→ GOAL 1
List every noun phrase in the post about RSS feeds that contains the word "own".

I can understand why a website or blogger might be held liable if they deliberately added a manual link to risky material, and I am all for protecting privacy, but I think it is ridiculous that site owners who republish a third party's feeds should be made responsible for the third party's content (unless of course the owner knew the feed was from a dodgy or risky site that tends to publish dangerous material). I sure hope that the French courts' approach to feeds won't be followed elsewhere in Europe or indeed anywhere else in the world.

By the way, I think the heading of the Out-law article "French websites liable for story in RSS reader" was a bit misleading. I don't believe that just because you subscribe to a French celebrity rumour / news / scandal site in your own private RSS reader, which you then read privately on your own computer, that you'd be sued in France. It's including, on your own site or blog, the excerpts from a feed that contains material which is unlawful in France that could get you into trouble there, as you're helping to publicise that material to the world. (Even more by the by, I think the Out-law site is a great source of tech law news, but it's ironic that although they offer their own RSS feeds, I notice they haven't enabled auto-discovery on their own site!).

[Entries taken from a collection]
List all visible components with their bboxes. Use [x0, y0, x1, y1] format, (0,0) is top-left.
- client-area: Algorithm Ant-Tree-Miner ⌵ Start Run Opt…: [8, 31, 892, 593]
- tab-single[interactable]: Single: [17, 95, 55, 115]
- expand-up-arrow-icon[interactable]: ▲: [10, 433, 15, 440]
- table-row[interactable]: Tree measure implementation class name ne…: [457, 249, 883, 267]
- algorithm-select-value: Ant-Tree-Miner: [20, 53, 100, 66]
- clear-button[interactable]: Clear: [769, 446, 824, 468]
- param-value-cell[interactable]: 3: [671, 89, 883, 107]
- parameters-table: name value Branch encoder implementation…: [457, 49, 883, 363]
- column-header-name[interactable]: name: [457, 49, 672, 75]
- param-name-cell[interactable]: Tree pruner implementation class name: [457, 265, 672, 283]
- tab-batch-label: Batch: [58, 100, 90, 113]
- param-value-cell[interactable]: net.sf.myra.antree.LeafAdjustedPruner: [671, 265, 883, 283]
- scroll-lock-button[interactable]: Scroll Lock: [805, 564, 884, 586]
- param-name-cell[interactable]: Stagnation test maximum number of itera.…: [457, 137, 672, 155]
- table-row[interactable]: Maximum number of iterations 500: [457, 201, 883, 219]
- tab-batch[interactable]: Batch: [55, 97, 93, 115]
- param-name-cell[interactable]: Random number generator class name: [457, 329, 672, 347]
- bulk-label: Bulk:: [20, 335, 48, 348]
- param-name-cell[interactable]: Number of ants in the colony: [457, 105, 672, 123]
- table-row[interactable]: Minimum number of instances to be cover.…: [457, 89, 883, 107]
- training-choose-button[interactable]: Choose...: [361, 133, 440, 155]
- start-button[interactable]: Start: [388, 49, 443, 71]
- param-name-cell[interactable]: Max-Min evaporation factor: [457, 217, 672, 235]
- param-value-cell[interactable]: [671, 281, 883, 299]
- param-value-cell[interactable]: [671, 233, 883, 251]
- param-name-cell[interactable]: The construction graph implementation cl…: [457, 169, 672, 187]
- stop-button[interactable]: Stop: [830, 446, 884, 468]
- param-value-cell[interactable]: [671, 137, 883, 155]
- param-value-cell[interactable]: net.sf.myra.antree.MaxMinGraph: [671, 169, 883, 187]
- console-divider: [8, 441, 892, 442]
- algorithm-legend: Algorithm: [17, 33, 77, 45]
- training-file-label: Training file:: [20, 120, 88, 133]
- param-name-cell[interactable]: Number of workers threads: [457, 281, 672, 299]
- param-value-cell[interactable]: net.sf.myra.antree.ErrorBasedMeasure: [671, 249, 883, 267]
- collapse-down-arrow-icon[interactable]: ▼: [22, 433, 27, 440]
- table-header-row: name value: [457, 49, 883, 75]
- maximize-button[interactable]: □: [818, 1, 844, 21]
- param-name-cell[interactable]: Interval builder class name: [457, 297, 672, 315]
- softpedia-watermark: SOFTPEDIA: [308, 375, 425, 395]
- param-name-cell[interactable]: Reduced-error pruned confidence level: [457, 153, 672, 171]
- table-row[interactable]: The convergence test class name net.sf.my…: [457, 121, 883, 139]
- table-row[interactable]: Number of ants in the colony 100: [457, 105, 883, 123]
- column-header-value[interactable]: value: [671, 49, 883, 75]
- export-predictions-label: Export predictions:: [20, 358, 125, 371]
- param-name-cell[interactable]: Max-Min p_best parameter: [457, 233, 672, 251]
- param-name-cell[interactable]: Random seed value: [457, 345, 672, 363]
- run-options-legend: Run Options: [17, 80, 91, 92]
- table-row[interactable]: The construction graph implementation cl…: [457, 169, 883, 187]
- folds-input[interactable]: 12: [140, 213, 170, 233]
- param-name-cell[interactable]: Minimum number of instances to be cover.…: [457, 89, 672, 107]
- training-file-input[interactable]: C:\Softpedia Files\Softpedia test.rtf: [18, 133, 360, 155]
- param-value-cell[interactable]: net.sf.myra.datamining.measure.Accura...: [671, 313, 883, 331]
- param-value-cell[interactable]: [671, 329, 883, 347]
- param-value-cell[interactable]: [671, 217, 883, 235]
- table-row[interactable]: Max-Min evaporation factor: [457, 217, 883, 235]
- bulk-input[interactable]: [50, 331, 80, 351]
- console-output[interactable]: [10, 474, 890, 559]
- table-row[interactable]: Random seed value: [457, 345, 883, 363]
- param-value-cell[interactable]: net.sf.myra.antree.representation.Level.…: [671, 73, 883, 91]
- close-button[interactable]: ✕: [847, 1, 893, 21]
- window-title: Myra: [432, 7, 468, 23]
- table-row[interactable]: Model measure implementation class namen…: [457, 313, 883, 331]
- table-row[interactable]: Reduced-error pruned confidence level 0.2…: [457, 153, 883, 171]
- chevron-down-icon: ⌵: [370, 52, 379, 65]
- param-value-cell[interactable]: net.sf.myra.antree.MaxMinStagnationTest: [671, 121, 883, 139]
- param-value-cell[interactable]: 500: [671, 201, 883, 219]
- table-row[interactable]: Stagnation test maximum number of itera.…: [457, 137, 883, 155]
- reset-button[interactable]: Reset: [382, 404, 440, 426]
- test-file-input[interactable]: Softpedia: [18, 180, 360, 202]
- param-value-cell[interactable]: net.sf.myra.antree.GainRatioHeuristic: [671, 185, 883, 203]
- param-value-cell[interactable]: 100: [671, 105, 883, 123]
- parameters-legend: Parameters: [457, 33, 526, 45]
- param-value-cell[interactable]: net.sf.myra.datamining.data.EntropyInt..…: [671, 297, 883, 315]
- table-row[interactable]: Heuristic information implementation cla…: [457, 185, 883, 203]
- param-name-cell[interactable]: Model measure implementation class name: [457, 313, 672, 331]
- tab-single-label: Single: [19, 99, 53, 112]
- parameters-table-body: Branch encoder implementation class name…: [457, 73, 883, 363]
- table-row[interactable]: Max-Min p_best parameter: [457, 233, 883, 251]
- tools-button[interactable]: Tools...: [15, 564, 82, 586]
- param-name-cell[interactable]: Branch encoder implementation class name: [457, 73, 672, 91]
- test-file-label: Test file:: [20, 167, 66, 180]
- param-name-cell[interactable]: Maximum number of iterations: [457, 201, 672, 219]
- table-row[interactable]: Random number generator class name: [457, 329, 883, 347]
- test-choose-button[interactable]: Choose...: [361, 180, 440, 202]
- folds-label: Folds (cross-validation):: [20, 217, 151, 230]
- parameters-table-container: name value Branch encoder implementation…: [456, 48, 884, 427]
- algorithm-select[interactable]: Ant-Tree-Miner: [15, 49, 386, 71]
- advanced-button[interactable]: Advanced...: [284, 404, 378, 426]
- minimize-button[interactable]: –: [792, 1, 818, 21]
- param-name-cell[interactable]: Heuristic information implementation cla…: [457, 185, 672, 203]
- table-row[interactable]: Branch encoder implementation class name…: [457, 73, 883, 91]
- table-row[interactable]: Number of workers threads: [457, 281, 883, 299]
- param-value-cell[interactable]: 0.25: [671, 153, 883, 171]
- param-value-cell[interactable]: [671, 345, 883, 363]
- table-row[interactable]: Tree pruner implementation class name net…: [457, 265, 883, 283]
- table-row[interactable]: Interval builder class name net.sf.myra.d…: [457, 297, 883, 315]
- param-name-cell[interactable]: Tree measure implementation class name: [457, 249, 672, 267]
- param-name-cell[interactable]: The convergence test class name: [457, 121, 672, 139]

→ GOAL 2
Rewrite the records from their first line through the line containing "- bulk-label: Bulk:: [20, 335, 48, 348]", replacing "param-name-cell" with "parameter-name-cell" and leaving everything else as it is.

→ OUTPUT 1
- your own private RSS reader
- your own computer
- your own site or blog
- their own RSS feeds
- their own site

→ OUTPUT 2
List all visible components with their bboxes. Use [x0, y0, x1, y1] format, (0,0) is top-left.
- client-area: Algorithm Ant-Tree-Miner ⌵ Start Run Opt…: [8, 31, 892, 593]
- tab-single[interactable]: Single: [17, 95, 55, 115]
- expand-up-arrow-icon[interactable]: ▲: [10, 433, 15, 440]
- table-row[interactable]: Tree measure implementation class name ne…: [457, 249, 883, 267]
- algorithm-select-value: Ant-Tree-Miner: [20, 53, 100, 66]
- clear-button[interactable]: Clear: [769, 446, 824, 468]
- param-value-cell[interactable]: 3: [671, 89, 883, 107]
- parameters-table: name value Branch encoder implementation…: [457, 49, 883, 363]
- column-header-name[interactable]: name: [457, 49, 672, 75]
- parameter-name-cell[interactable]: Tree pruner implementation class name: [457, 265, 672, 283]
- tab-batch-label: Batch: [58, 100, 90, 113]
- param-value-cell[interactable]: net.sf.myra.antree.LeafAdjustedPruner: [671, 265, 883, 283]
- scroll-lock-button[interactable]: Scroll Lock: [805, 564, 884, 586]
- parameter-name-cell[interactable]: Stagnation test maximum number of itera.…: [457, 137, 672, 155]
- table-row[interactable]: Maximum number of iterations 500: [457, 201, 883, 219]
- tab-batch[interactable]: Batch: [55, 97, 93, 115]
- parameter-name-cell[interactable]: Random number generator class name: [457, 329, 672, 347]
- bulk-label: Bulk:: [20, 335, 48, 348]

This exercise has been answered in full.